Challenge: Go through the lines below. Copy those with "circle".

━━━━━ Entries supplied ━━━━━

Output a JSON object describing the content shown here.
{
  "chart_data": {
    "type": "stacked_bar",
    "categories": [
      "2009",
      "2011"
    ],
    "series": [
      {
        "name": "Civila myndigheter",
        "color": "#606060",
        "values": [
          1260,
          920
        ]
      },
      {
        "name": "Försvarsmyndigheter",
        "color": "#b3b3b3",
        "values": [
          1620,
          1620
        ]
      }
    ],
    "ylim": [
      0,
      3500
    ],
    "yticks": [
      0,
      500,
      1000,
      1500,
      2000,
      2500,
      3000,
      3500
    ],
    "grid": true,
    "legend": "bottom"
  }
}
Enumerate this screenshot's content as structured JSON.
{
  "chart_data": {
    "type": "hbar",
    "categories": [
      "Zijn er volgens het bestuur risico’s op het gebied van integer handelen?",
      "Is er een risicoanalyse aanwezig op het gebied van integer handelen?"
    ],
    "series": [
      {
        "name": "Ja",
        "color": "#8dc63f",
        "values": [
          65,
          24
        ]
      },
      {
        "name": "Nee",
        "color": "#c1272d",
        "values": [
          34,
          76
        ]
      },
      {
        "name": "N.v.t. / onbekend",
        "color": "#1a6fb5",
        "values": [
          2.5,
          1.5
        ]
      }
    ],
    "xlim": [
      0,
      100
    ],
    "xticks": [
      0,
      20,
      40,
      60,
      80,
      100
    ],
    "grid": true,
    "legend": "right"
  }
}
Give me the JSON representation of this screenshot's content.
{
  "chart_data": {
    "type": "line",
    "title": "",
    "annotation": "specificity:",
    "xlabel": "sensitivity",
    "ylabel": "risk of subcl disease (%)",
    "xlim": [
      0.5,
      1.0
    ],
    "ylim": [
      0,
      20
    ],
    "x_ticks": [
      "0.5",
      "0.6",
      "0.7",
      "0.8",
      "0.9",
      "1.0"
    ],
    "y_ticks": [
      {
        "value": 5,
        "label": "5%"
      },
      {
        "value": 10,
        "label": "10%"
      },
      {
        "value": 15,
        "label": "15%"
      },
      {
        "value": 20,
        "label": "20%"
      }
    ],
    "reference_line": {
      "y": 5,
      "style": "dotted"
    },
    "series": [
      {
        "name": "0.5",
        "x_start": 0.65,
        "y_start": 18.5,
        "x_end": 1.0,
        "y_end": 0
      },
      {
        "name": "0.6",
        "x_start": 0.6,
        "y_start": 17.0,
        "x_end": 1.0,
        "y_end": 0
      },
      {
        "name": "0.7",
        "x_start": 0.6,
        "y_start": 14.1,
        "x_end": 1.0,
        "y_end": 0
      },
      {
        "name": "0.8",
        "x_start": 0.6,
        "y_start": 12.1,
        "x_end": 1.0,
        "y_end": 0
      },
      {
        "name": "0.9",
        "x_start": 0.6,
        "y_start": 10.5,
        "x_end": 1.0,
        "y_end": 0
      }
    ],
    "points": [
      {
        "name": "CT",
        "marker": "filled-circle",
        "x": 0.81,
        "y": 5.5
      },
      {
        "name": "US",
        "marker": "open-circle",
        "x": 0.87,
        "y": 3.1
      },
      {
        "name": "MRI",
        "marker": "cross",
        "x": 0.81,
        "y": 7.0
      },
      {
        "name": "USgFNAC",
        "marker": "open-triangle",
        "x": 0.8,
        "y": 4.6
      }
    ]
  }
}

━━━━━
━━━━━ Entries supplied ━━━━━

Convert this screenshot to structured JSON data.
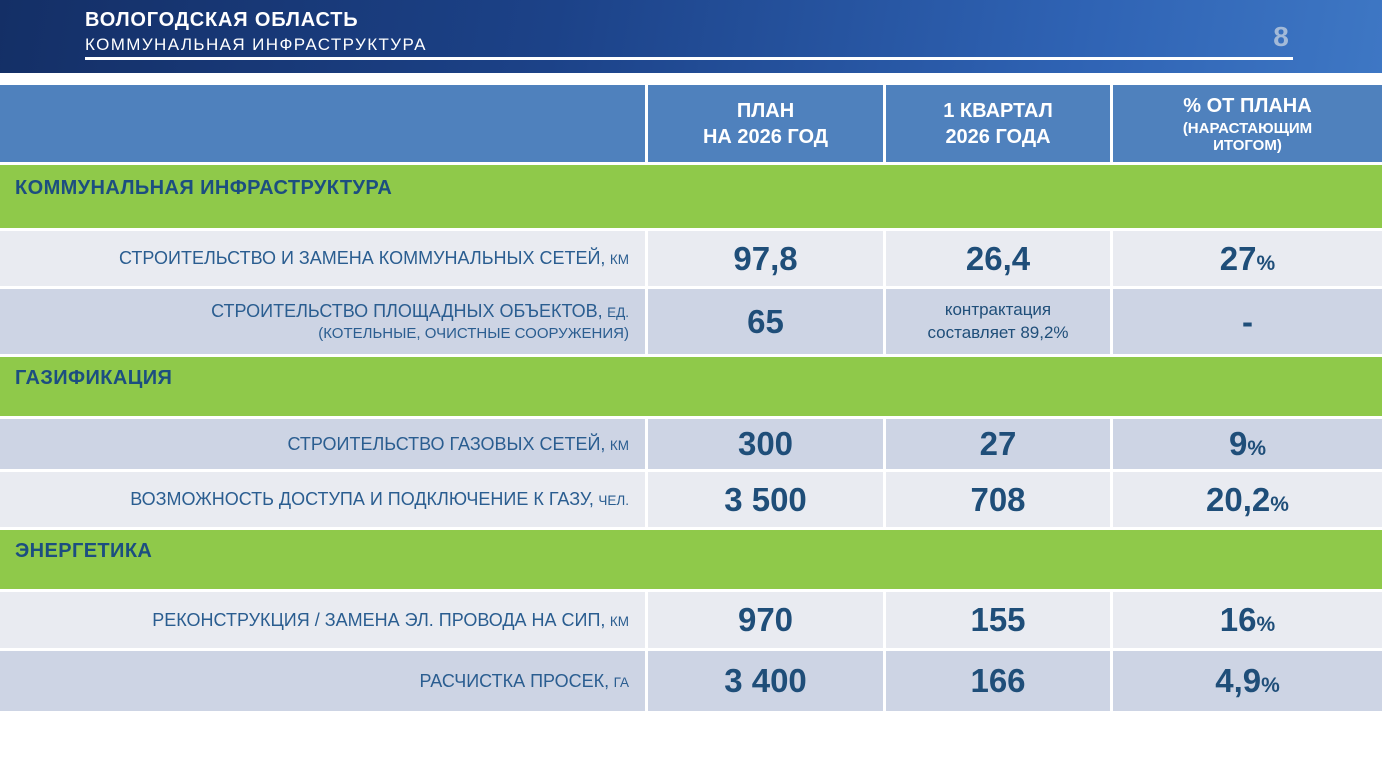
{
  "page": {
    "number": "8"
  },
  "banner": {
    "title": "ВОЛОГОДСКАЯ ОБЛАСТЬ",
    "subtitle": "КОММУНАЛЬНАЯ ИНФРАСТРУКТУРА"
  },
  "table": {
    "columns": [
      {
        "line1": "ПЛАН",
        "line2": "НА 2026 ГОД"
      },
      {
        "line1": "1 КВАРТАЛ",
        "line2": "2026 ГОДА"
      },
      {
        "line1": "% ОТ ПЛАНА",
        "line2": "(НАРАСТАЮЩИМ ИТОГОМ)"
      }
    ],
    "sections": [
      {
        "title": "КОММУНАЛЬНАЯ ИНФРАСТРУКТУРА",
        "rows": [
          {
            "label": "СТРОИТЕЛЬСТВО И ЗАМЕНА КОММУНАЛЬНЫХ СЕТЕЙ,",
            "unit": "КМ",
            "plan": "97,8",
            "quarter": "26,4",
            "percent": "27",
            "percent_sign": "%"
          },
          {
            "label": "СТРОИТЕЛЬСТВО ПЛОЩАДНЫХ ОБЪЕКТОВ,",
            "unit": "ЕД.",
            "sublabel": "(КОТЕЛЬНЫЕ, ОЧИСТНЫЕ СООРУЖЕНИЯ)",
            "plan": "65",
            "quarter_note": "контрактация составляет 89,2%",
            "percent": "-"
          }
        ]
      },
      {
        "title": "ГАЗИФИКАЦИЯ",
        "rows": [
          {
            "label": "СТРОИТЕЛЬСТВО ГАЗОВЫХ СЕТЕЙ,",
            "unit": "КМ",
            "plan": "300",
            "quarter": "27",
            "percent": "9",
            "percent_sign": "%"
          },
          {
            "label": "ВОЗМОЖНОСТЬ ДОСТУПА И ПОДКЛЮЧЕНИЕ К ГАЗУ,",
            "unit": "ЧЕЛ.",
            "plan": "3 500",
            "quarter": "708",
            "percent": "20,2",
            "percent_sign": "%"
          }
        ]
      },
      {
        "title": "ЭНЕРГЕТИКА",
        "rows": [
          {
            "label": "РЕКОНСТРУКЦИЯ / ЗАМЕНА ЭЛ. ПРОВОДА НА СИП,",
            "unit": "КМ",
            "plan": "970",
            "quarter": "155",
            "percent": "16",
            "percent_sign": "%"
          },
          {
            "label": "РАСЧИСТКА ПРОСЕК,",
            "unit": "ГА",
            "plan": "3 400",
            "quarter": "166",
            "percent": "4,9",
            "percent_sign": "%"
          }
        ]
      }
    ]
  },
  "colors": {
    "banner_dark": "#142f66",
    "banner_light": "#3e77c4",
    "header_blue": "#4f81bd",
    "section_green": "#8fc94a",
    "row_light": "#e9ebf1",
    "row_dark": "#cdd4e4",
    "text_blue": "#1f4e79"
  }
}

━━━━━
━━━━━ Entries supplied ━━━━━

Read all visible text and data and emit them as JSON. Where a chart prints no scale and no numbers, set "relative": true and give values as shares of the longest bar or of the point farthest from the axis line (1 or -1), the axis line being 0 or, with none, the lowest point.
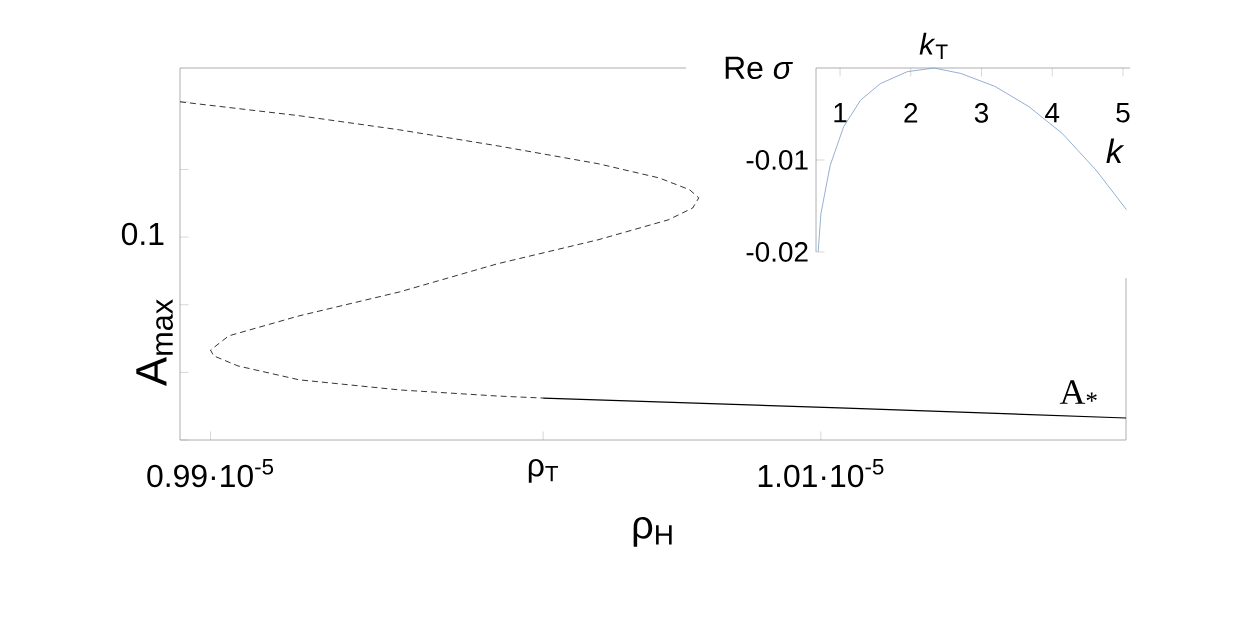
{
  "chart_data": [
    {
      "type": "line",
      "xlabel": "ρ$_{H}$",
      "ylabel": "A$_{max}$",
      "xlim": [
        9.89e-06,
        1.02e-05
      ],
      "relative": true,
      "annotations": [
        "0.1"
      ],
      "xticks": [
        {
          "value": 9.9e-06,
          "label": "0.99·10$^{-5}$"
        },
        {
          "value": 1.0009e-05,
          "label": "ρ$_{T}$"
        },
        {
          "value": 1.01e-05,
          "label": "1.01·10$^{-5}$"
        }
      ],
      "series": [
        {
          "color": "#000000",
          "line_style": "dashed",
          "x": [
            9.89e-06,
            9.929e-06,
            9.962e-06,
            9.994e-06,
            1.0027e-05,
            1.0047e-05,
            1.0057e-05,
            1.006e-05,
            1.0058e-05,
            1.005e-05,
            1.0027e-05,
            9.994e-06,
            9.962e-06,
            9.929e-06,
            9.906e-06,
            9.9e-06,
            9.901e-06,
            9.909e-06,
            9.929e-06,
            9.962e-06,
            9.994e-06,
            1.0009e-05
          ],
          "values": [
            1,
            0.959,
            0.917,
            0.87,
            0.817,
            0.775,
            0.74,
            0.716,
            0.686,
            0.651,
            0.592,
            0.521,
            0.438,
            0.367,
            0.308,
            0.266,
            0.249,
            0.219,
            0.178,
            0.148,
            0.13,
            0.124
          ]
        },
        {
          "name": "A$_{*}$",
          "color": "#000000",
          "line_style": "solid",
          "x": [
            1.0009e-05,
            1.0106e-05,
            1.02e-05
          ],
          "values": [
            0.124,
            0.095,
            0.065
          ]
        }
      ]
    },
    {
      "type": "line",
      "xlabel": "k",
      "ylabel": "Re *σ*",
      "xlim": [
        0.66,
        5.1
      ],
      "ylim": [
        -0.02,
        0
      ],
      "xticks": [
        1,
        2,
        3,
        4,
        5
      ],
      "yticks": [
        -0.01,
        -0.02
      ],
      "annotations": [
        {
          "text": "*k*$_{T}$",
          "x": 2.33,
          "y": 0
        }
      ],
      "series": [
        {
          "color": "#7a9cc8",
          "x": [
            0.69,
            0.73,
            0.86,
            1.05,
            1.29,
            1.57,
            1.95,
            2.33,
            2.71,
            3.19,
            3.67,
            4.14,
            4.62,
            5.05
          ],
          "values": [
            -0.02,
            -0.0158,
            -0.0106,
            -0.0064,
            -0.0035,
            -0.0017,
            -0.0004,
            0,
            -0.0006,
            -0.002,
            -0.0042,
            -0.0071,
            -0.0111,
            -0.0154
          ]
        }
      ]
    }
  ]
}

━━━━━

Exercise result:
        "marker": "filled-circle",
        "marker": "open-circle",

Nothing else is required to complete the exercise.